**Given instruction**
Keep every line where the word "Hsiao" appears; drop the rest.

**Data shown**
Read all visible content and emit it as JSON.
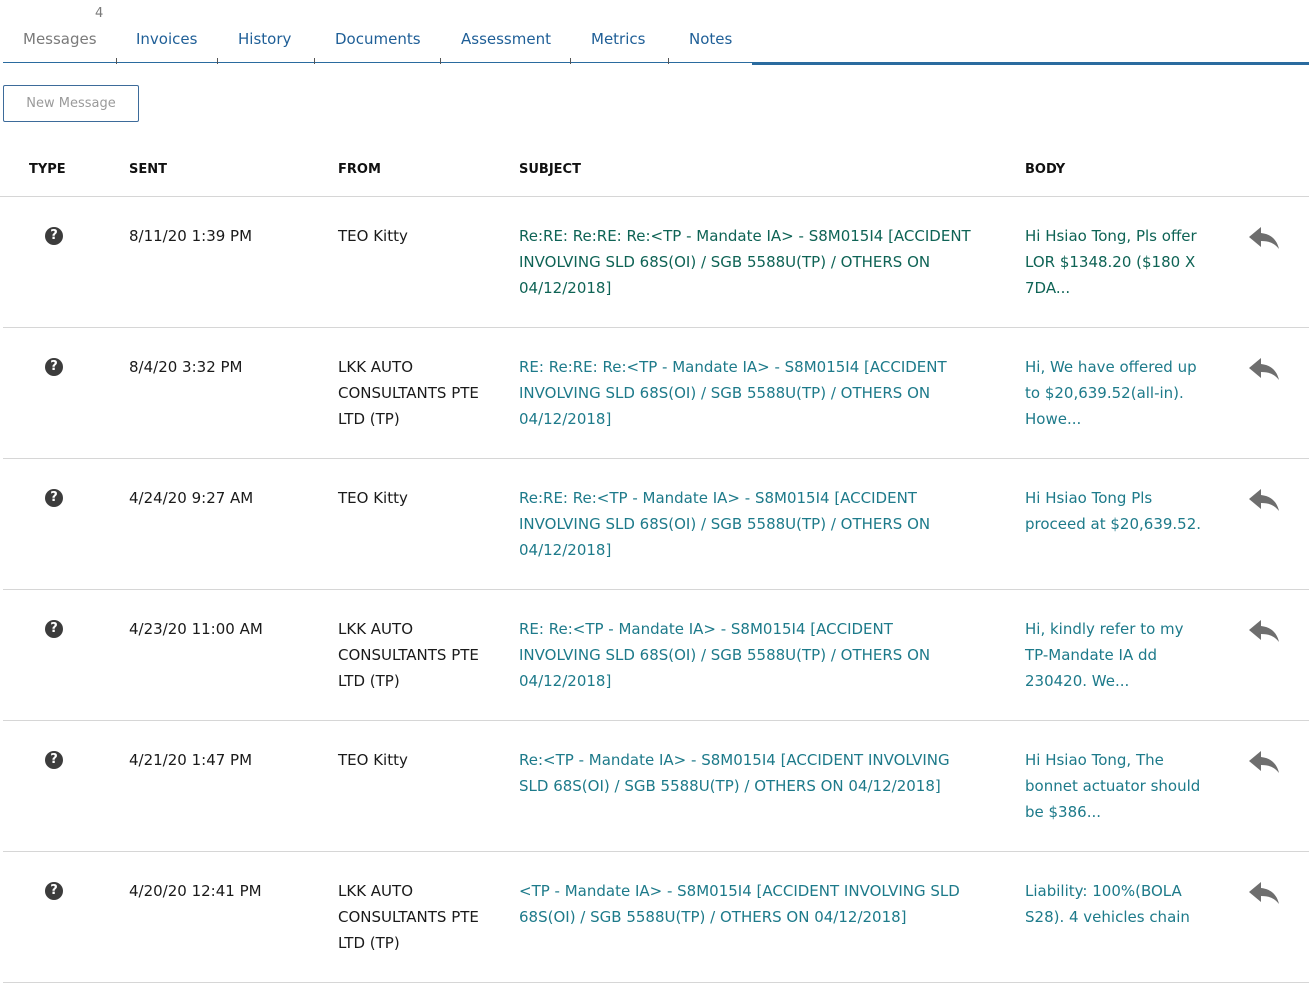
{
  "tabs": [
    {
      "label": "Messages",
      "count": "4",
      "active": true
    },
    {
      "label": "Invoices"
    },
    {
      "label": "History"
    },
    {
      "label": "Documents"
    },
    {
      "label": "Assessment"
    },
    {
      "label": "Metrics"
    },
    {
      "label": "Notes"
    }
  ],
  "toolbar": {
    "new_message_label": "New Message"
  },
  "columns": {
    "type": "TYPE",
    "sent": "SENT",
    "from": "FROM",
    "subject": "SUBJECT",
    "body": "BODY"
  },
  "icons": {
    "type": "help-circle-icon",
    "reply": "reply-icon"
  },
  "colors": {
    "link": "#1f5f97",
    "subject": "#1d7a8a",
    "unread": "#0e6355",
    "accent": "#2a6b9f"
  },
  "messages": [
    {
      "sent": "8/11/20 1:39 PM",
      "from": "TEO Kitty",
      "subject": "Re:RE: Re:RE: Re:<TP - Mandate IA> - S8M015I4 [ACCIDENT INVOLVING SLD 68S(OI) / SGB 5588U(TP) / OTHERS ON 04/12/2018]",
      "body": "Hi Hsiao Tong, Pls offer LOR $1348.20 ($180 X 7DA...",
      "unread": true
    },
    {
      "sent": "8/4/20 3:32 PM",
      "from": "LKK AUTO CONSULTANTS PTE LTD (TP)",
      "subject": "RE: Re:RE: Re:<TP - Mandate IA> - S8M015I4 [ACCIDENT INVOLVING SLD 68S(OI) / SGB 5588U(TP) / OTHERS ON 04/12/2018]",
      "body": "Hi, We have offered up to $20,639.52(all-in). Howe...",
      "unread": false
    },
    {
      "sent": "4/24/20 9:27 AM",
      "from": "TEO Kitty",
      "subject": "Re:RE: Re:<TP - Mandate IA> - S8M015I4 [ACCIDENT INVOLVING SLD 68S(OI) / SGB 5588U(TP) / OTHERS ON 04/12/2018]",
      "body": "Hi Hsiao Tong Pls proceed at $20,639.52.",
      "unread": false
    },
    {
      "sent": "4/23/20 11:00 AM",
      "from": "LKK AUTO CONSULTANTS PTE LTD (TP)",
      "subject": "RE: Re:<TP - Mandate IA> - S8M015I4 [ACCIDENT INVOLVING SLD 68S(OI) / SGB 5588U(TP) / OTHERS ON 04/12/2018]",
      "body": "Hi, kindly refer to my TP-Mandate IA dd 230420. We...",
      "unread": false
    },
    {
      "sent": "4/21/20 1:47 PM",
      "from": "TEO Kitty",
      "subject": "Re:<TP - Mandate IA> - S8M015I4 [ACCIDENT INVOLVING SLD 68S(OI) / SGB 5588U(TP) / OTHERS ON 04/12/2018]",
      "body": "Hi Hsiao Tong, The bonnet actuator should be $386...",
      "unread": false
    },
    {
      "sent": "4/20/20 12:41 PM",
      "from": "LKK AUTO CONSULTANTS PTE LTD (TP)",
      "subject": "<TP - Mandate IA> - S8M015I4 [ACCIDENT INVOLVING SLD 68S(OI) / SGB 5588U(TP) / OTHERS ON 04/12/2018]",
      "body": "Liability: 100%(BOLA S28). 4 vehicles chain",
      "unread": false
    }
  ]
}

**Solution below**
      "body": "Hi Hsiao Tong, Pls offer LOR $1348.20 ($180 X 7DA...",
      "body": "Hi Hsiao Tong Pls proceed at $20,639.52.",
      "body": "Hi Hsiao Tong, The bonnet actuator should be $386...",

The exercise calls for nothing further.